=== Problem requirements ===
Work out how many lines of the material below mention the word "text"; reply with the number only.

=== Data supplied ===
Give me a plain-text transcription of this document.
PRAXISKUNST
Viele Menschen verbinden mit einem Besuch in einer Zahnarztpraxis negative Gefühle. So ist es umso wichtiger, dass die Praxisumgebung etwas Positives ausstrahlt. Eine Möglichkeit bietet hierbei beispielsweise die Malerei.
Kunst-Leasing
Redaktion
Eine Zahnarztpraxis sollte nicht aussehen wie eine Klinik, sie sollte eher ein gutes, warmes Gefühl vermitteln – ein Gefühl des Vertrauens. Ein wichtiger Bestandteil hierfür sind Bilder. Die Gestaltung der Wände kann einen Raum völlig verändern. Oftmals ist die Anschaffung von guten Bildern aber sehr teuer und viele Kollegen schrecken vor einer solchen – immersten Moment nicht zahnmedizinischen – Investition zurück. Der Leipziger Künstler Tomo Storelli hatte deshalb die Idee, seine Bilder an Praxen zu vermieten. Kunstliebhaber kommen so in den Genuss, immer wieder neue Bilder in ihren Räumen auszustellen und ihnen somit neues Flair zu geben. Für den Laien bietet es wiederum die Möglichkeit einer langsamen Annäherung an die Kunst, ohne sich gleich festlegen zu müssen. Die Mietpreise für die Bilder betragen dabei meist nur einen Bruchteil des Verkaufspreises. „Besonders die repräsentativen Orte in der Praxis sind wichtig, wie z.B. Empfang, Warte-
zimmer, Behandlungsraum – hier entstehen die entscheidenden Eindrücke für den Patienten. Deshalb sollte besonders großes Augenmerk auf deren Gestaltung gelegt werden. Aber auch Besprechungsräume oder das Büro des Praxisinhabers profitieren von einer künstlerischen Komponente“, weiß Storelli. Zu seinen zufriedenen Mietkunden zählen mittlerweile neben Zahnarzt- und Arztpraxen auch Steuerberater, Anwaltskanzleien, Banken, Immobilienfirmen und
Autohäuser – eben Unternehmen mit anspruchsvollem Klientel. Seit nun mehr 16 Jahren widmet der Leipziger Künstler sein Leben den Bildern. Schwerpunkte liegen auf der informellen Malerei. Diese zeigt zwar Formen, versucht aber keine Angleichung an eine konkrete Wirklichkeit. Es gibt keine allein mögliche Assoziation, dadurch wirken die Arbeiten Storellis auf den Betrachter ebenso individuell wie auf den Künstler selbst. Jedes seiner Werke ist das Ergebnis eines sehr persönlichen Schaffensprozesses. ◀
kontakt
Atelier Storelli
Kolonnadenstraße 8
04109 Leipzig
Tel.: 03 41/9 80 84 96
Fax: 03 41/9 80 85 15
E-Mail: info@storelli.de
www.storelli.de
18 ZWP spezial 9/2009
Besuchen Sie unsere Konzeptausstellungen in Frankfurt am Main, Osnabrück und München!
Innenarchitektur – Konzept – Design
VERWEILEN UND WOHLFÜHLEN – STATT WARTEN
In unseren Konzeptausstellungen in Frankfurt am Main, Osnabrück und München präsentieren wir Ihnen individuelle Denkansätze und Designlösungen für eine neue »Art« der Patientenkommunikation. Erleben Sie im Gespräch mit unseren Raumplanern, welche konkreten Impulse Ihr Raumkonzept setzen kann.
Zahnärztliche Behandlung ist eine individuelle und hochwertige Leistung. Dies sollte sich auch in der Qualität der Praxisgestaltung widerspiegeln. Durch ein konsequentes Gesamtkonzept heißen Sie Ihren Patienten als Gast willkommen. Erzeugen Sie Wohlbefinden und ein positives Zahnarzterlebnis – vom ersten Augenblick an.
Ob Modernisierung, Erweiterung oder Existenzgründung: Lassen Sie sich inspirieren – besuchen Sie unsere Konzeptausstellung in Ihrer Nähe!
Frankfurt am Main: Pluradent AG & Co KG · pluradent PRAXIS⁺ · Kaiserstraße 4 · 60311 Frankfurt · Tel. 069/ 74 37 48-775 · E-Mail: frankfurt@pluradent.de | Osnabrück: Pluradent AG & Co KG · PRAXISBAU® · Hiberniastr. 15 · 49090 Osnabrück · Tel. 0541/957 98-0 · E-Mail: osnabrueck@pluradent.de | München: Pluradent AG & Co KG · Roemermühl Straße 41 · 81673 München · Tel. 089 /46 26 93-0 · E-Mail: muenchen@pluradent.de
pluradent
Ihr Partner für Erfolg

==

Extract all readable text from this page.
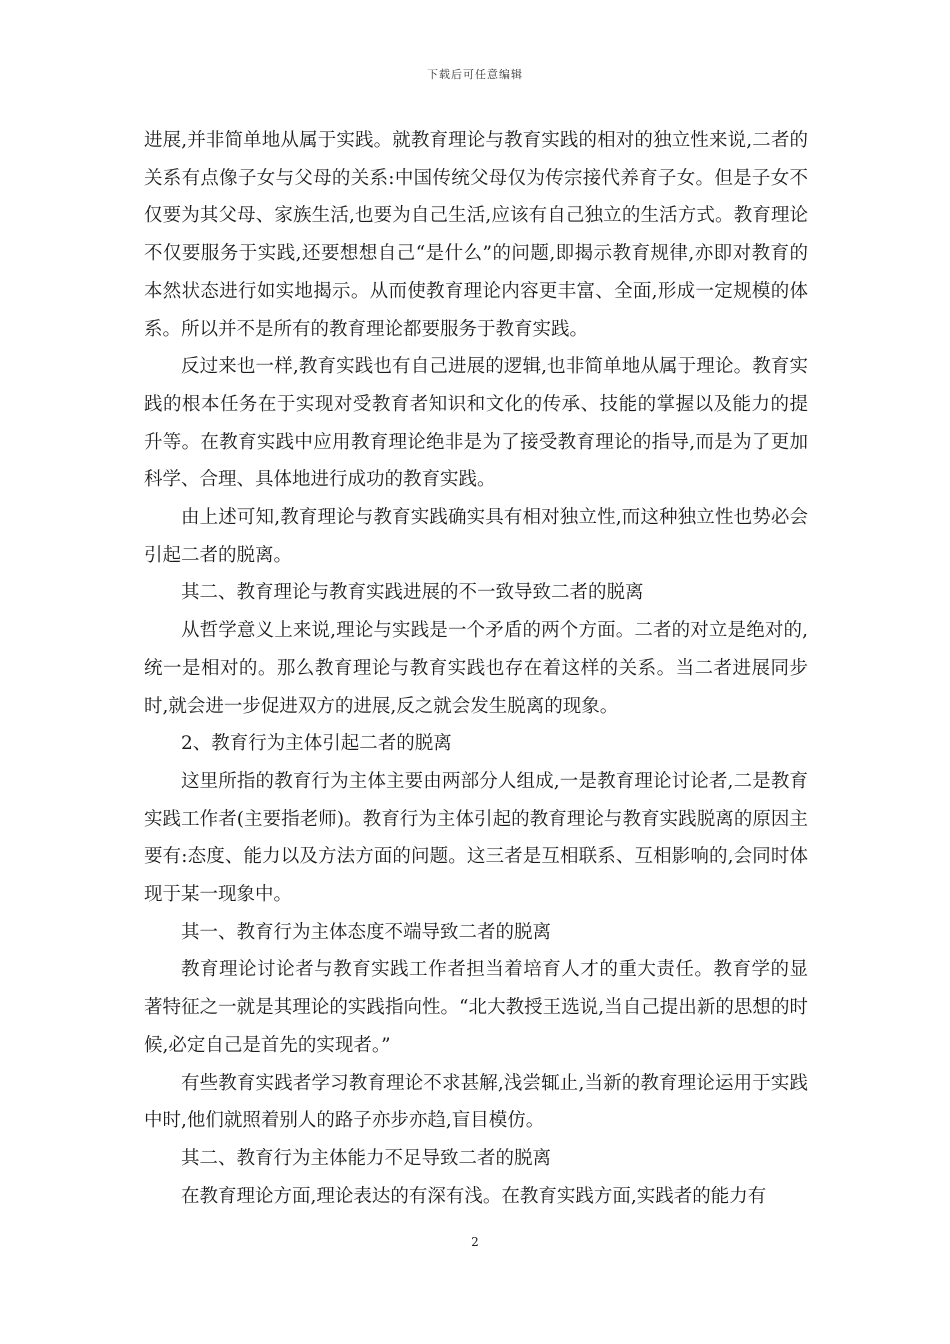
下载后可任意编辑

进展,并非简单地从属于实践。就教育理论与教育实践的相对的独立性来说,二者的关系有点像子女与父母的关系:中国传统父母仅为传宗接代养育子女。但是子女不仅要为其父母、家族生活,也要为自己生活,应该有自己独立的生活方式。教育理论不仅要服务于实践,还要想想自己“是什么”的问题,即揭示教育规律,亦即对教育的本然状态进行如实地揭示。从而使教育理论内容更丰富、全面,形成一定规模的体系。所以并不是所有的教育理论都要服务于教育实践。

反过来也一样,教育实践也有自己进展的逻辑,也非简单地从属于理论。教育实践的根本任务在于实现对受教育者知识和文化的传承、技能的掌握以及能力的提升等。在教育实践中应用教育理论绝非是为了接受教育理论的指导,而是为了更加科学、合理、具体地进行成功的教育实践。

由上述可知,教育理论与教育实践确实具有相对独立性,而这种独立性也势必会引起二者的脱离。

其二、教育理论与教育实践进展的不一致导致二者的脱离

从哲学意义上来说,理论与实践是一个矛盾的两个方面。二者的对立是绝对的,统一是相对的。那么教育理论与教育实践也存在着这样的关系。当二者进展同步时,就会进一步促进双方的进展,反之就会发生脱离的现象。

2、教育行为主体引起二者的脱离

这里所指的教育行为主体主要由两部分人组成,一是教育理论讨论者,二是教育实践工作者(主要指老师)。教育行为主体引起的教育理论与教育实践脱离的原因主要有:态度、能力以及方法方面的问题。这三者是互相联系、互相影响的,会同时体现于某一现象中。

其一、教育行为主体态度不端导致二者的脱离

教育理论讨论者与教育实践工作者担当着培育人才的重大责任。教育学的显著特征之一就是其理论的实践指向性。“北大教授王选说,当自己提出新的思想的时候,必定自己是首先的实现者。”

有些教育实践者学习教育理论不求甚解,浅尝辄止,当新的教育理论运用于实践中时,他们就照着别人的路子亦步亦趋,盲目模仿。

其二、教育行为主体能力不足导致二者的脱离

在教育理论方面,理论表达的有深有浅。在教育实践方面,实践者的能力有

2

=== Response to this task ===
2